### Record set
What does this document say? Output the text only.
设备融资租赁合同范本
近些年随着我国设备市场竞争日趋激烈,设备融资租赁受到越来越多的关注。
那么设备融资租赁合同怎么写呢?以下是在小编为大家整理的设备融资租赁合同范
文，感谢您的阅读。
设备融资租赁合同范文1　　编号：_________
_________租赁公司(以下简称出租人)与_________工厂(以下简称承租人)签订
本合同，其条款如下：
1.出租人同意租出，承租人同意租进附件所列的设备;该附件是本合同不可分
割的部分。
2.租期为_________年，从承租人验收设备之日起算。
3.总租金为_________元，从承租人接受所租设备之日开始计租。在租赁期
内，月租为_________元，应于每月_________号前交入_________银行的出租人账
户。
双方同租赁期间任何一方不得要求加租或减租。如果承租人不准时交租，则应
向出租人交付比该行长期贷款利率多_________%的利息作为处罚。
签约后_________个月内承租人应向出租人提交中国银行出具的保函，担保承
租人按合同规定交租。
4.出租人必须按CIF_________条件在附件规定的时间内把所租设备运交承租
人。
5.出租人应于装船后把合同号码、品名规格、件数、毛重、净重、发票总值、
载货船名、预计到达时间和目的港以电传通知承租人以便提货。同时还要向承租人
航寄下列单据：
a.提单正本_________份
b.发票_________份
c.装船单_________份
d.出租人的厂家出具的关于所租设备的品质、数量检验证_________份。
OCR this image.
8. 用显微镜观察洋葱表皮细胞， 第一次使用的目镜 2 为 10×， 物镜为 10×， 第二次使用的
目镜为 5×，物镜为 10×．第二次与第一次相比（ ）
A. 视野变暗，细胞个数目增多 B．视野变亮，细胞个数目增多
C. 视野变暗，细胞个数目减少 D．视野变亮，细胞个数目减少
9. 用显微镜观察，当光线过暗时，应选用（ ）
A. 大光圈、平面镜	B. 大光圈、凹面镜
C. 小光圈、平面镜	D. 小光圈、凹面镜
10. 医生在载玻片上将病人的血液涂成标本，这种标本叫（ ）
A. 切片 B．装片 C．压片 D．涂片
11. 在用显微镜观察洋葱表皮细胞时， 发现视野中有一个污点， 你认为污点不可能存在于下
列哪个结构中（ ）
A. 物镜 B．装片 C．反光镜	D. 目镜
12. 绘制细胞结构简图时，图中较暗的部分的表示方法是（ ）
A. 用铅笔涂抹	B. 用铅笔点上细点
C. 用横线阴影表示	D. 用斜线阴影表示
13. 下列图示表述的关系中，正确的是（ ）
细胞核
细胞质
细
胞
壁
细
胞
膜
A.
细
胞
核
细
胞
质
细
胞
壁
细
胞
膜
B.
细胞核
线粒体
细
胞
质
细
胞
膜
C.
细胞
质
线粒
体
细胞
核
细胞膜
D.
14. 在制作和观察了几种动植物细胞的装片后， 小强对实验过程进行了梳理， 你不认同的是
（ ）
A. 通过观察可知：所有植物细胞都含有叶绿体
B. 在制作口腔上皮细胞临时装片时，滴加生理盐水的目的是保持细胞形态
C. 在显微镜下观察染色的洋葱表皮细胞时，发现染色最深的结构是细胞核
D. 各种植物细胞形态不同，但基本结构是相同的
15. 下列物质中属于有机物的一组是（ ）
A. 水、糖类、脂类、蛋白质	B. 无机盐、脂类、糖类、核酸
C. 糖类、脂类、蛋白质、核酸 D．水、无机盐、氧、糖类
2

### Stated task
Copy every line that contains the string "视野变亮".

### Task output
A. 视野变暗，细胞个数目增多 B．视野变亮，细胞个数目增多
C. 视野变暗，细胞个数目减少 D．视野变亮，细胞个数目减少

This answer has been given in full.